Listing:
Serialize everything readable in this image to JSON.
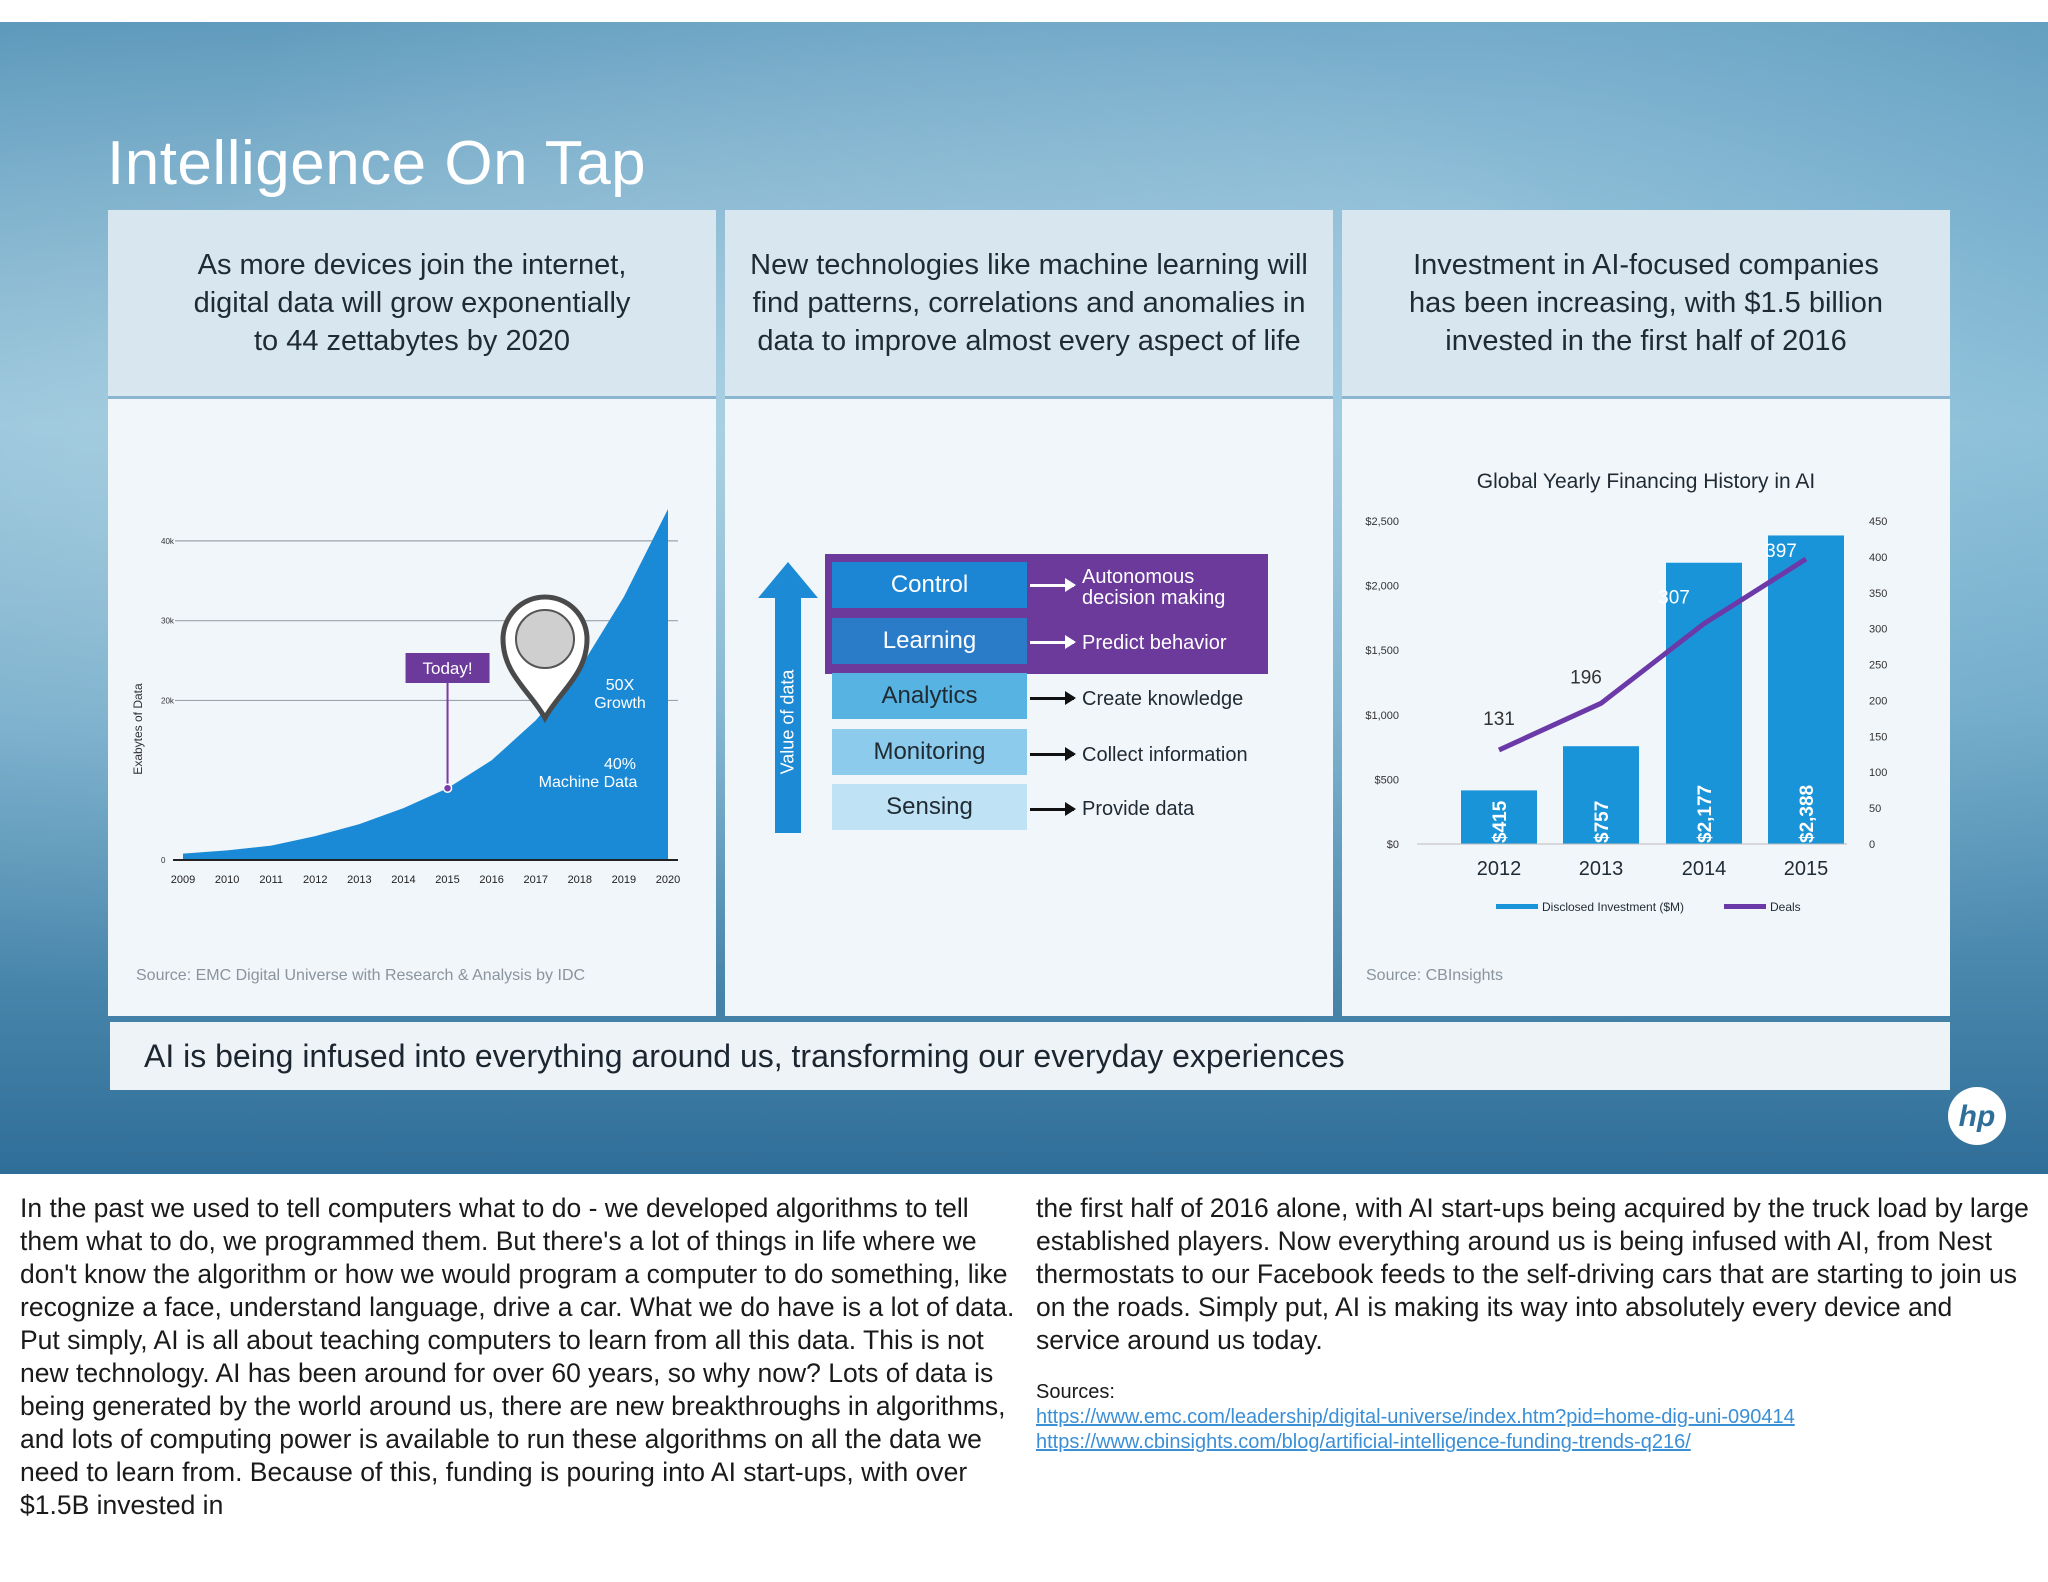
{
  "slide": {
    "title": "Intelligence On Tap",
    "tagline": "AI is being infused into everything around us, transforming our everyday experiences",
    "logo": "hp"
  },
  "panels": [
    {
      "heading": "As more devices join the internet, digital data will grow exponentially to 44 zettabytes by 2020",
      "source": "Source: EMC Digital Universe with Research & Analysis by IDC"
    },
    {
      "heading": "New technologies like machine learning will find patterns, correlations and anomalies in data to improve almost every aspect of life",
      "source": ""
    },
    {
      "heading": "Investment in AI-focused companies has been increasing, with $1.5 billion invested in the first half of 2016",
      "source": "Source: CBInsights"
    }
  ],
  "stack": {
    "axis_label": "Value of data",
    "levels": [
      {
        "box": "Control",
        "label": "Autonomous decision making",
        "highlight": true
      },
      {
        "box": "Learning",
        "label": "Predict behavior",
        "highlight": true
      },
      {
        "box": "Analytics",
        "label": "Create knowledge",
        "highlight": false
      },
      {
        "box": "Monitoring",
        "label": "Collect information",
        "highlight": false
      },
      {
        "box": "Sensing",
        "label": "Provide data",
        "highlight": false
      }
    ],
    "colors": {
      "purple": "#6b3a9b",
      "blue_dark": "#1d86d4",
      "blue_mid": "#56b3e2",
      "blue_light": "#a9d7ef",
      "arrow": "#1d8ad6"
    }
  },
  "chart_data": [
    {
      "type": "area",
      "title": "",
      "ylabel": "Exabytes of Data",
      "x": [
        "2009",
        "2010",
        "2011",
        "2012",
        "2013",
        "2014",
        "2015",
        "2016",
        "2017",
        "2018",
        "2019",
        "2020"
      ],
      "y_ticks": [
        "0",
        "20k",
        "30k",
        "40k"
      ],
      "ylim": [
        0,
        44000
      ],
      "values": [
        800,
        1200,
        1800,
        3000,
        4500,
        6500,
        9000,
        12500,
        17500,
        24000,
        33000,
        44000
      ],
      "annotations": {
        "today": "Today!",
        "growth": "50X Growth",
        "machine": "40% Machine Data"
      },
      "color": "#1a8ad6"
    },
    {
      "type": "bar",
      "title": "Global Yearly Financing History in AI",
      "categories": [
        "2012",
        "2013",
        "2014",
        "2015"
      ],
      "series": [
        {
          "name": "Disclosed Investment ($M)",
          "values": [
            415,
            757,
            2177,
            2388
          ],
          "labels": [
            "$415",
            "$757",
            "$2,177",
            "$2,388"
          ],
          "color": "#1a94d8"
        },
        {
          "name": "Deals",
          "values": [
            131,
            196,
            307,
            397
          ],
          "color": "#6b3aa8"
        }
      ],
      "y_left_ticks": [
        "$0",
        "$500",
        "$1,000",
        "$1,500",
        "$2,000",
        "$2,500"
      ],
      "y_right_ticks": [
        "0",
        "50",
        "100",
        "150",
        "200",
        "250",
        "300",
        "350",
        "400",
        "450"
      ],
      "ylim_left": [
        0,
        2500
      ],
      "ylim_right": [
        0,
        450
      ],
      "legend_position": "bottom"
    }
  ],
  "notes": {
    "left": "In the past we used to tell computers what to do - we developed algorithms to tell them what to do, we programmed them. But there's a lot of things in life where we don't know the algorithm or how we would program a computer to do something, like recognize a face, understand language, drive a car. What we do have is a lot of data. Put simply, AI is all about teaching computers to learn from all this data. This is not new technology. AI has been around for over 60 years, so why now? Lots of data is being generated by the world around us, there are new breakthroughs in algorithms, and lots of computing power is available to run these algorithms on all the data we need to learn from. Because of this, funding is pouring into AI start-ups, with over $1.5B invested in",
    "right": "the first half of 2016 alone, with AI start-ups being acquired by the truck load by large established players. Now everything around us is being infused with AI, from Nest thermostats to our Facebook feeds to the self-driving cars that are starting to join us on the roads.  Simply put, AI is making its way into absolutely every device and service around us today.",
    "sources_label": "Sources:",
    "links": [
      "https://www.emc.com/leadership/digital-universe/index.htm?pid=home-dig-uni-090414",
      "https://www.cbinsights.com/blog/artificial-intelligence-funding-trends-q216/"
    ]
  }
}
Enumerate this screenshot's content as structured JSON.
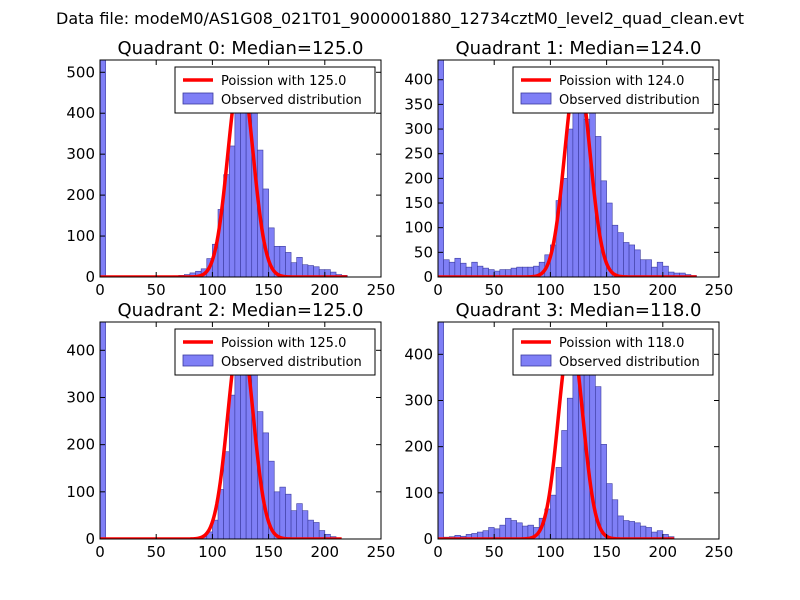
{
  "figure": {
    "suptitle": "Data file: modeM0/AS1G08_021T01_9000001880_12734cztM0_level2_quad_clean.evt"
  },
  "chart_data": [
    {
      "type": "bar",
      "title": "Quadrant 0: Median=125.0",
      "median": 125.0,
      "xlim": [
        0,
        250
      ],
      "ylim": [
        0,
        530
      ],
      "xticks": [
        0,
        50,
        100,
        150,
        200,
        250
      ],
      "yticks": [
        0,
        100,
        200,
        300,
        400,
        500
      ],
      "legend": {
        "location": "top-right",
        "entries": [
          "Poission with 125.0",
          "Observed distribution"
        ]
      },
      "bin_width": 5,
      "spike": {
        "x": 0,
        "value": 530
      },
      "bins": [
        [
          60,
          2
        ],
        [
          65,
          3
        ],
        [
          70,
          4
        ],
        [
          75,
          6
        ],
        [
          80,
          10
        ],
        [
          85,
          14
        ],
        [
          90,
          20
        ],
        [
          95,
          45
        ],
        [
          100,
          80
        ],
        [
          105,
          165
        ],
        [
          110,
          250
        ],
        [
          115,
          320
        ],
        [
          120,
          410
        ],
        [
          125,
          480
        ],
        [
          130,
          500
        ],
        [
          135,
          420
        ],
        [
          140,
          310
        ],
        [
          145,
          215
        ],
        [
          150,
          120
        ],
        [
          155,
          75
        ],
        [
          160,
          75
        ],
        [
          165,
          60
        ],
        [
          170,
          35
        ],
        [
          175,
          48
        ],
        [
          180,
          30
        ],
        [
          185,
          28
        ],
        [
          190,
          25
        ],
        [
          195,
          18
        ],
        [
          200,
          18
        ],
        [
          205,
          12
        ],
        [
          210,
          6
        ],
        [
          215,
          4
        ]
      ],
      "poisson": {
        "mean": 125.0,
        "peak": 500,
        "x_range": [
          0,
          220
        ]
      }
    },
    {
      "type": "bar",
      "title": "Quadrant 1: Median=124.0",
      "median": 124.0,
      "xlim": [
        0,
        250
      ],
      "ylim": [
        0,
        440
      ],
      "xticks": [
        0,
        50,
        100,
        150,
        200,
        250
      ],
      "yticks": [
        0,
        50,
        100,
        150,
        200,
        250,
        300,
        350,
        400
      ],
      "legend": {
        "location": "top-right",
        "entries": [
          "Poission with 124.0",
          "Observed distribution"
        ]
      },
      "bin_width": 5,
      "spike": {
        "x": 0,
        "value": 440
      },
      "bins": [
        [
          5,
          35
        ],
        [
          10,
          30
        ],
        [
          15,
          38
        ],
        [
          20,
          28
        ],
        [
          25,
          20
        ],
        [
          30,
          30
        ],
        [
          35,
          22
        ],
        [
          40,
          18
        ],
        [
          45,
          15
        ],
        [
          50,
          12
        ],
        [
          55,
          15
        ],
        [
          60,
          15
        ],
        [
          65,
          18
        ],
        [
          70,
          20
        ],
        [
          75,
          20
        ],
        [
          80,
          20
        ],
        [
          85,
          22
        ],
        [
          90,
          30
        ],
        [
          95,
          45
        ],
        [
          100,
          65
        ],
        [
          105,
          155
        ],
        [
          110,
          200
        ],
        [
          115,
          300
        ],
        [
          120,
          425
        ],
        [
          125,
          385
        ],
        [
          130,
          320
        ],
        [
          135,
          355
        ],
        [
          140,
          285
        ],
        [
          145,
          195
        ],
        [
          150,
          150
        ],
        [
          155,
          105
        ],
        [
          160,
          90
        ],
        [
          165,
          70
        ],
        [
          170,
          65
        ],
        [
          175,
          55
        ],
        [
          180,
          35
        ],
        [
          185,
          35
        ],
        [
          190,
          20
        ],
        [
          195,
          30
        ],
        [
          200,
          22
        ],
        [
          205,
          10
        ],
        [
          210,
          8
        ],
        [
          215,
          8
        ],
        [
          220,
          5
        ],
        [
          225,
          3
        ]
      ],
      "poisson": {
        "mean": 124.0,
        "peak": 420,
        "x_range": [
          0,
          230
        ]
      }
    },
    {
      "type": "bar",
      "title": "Quadrant 2: Median=125.0",
      "median": 125.0,
      "xlim": [
        0,
        250
      ],
      "ylim": [
        0,
        460
      ],
      "xticks": [
        0,
        50,
        100,
        150,
        200,
        250
      ],
      "yticks": [
        0,
        100,
        200,
        300,
        400
      ],
      "legend": {
        "location": "top-right",
        "entries": [
          "Poission with 125.0",
          "Observed distribution"
        ]
      },
      "bin_width": 5,
      "spike": {
        "x": 0,
        "value": 460
      },
      "bins": [
        [
          85,
          3
        ],
        [
          90,
          5
        ],
        [
          95,
          15
        ],
        [
          100,
          40
        ],
        [
          105,
          105
        ],
        [
          110,
          185
        ],
        [
          115,
          305
        ],
        [
          120,
          430
        ],
        [
          125,
          430
        ],
        [
          130,
          375
        ],
        [
          135,
          355
        ],
        [
          140,
          270
        ],
        [
          145,
          225
        ],
        [
          150,
          165
        ],
        [
          155,
          100
        ],
        [
          160,
          110
        ],
        [
          165,
          95
        ],
        [
          170,
          60
        ],
        [
          175,
          75
        ],
        [
          180,
          60
        ],
        [
          185,
          40
        ],
        [
          190,
          35
        ],
        [
          195,
          18
        ],
        [
          200,
          10
        ],
        [
          205,
          5
        ]
      ],
      "poisson": {
        "mean": 125.0,
        "peak": 440,
        "x_range": [
          0,
          215
        ]
      }
    },
    {
      "type": "bar",
      "title": "Quadrant 3: Median=118.0",
      "median": 118.0,
      "xlim": [
        0,
        250
      ],
      "ylim": [
        0,
        470
      ],
      "xticks": [
        0,
        50,
        100,
        150,
        200,
        250
      ],
      "yticks": [
        0,
        100,
        200,
        300,
        400
      ],
      "legend": {
        "location": "top-right",
        "entries": [
          "Poission with 118.0",
          "Observed distribution"
        ]
      },
      "bin_width": 5,
      "spike": {
        "x": 0,
        "value": 470
      },
      "bins": [
        [
          5,
          4
        ],
        [
          10,
          5
        ],
        [
          15,
          8
        ],
        [
          20,
          6
        ],
        [
          25,
          10
        ],
        [
          30,
          12
        ],
        [
          35,
          15
        ],
        [
          40,
          18
        ],
        [
          45,
          25
        ],
        [
          50,
          22
        ],
        [
          55,
          30
        ],
        [
          60,
          45
        ],
        [
          65,
          40
        ],
        [
          70,
          35
        ],
        [
          75,
          28
        ],
        [
          80,
          30
        ],
        [
          85,
          25
        ],
        [
          90,
          45
        ],
        [
          95,
          65
        ],
        [
          100,
          95
        ],
        [
          105,
          155
        ],
        [
          110,
          235
        ],
        [
          115,
          305
        ],
        [
          120,
          395
        ],
        [
          125,
          440
        ],
        [
          130,
          420
        ],
        [
          135,
          375
        ],
        [
          140,
          330
        ],
        [
          145,
          205
        ],
        [
          150,
          120
        ],
        [
          155,
          85
        ],
        [
          160,
          50
        ],
        [
          165,
          40
        ],
        [
          170,
          38
        ],
        [
          175,
          35
        ],
        [
          180,
          28
        ],
        [
          185,
          25
        ],
        [
          190,
          15
        ],
        [
          195,
          18
        ],
        [
          200,
          10
        ],
        [
          205,
          5
        ]
      ],
      "poisson": {
        "mean": 118.0,
        "peak": 440,
        "x_range": [
          0,
          210
        ]
      }
    }
  ]
}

Task to complete: Where a line of the data holds "machine", show that line.

Result of the exercise:
      "heading": "New technologies like machine learning will find patterns, correlations and anomalies in data to improve almost every aspect of life",
        "machine": "40% Machine Data"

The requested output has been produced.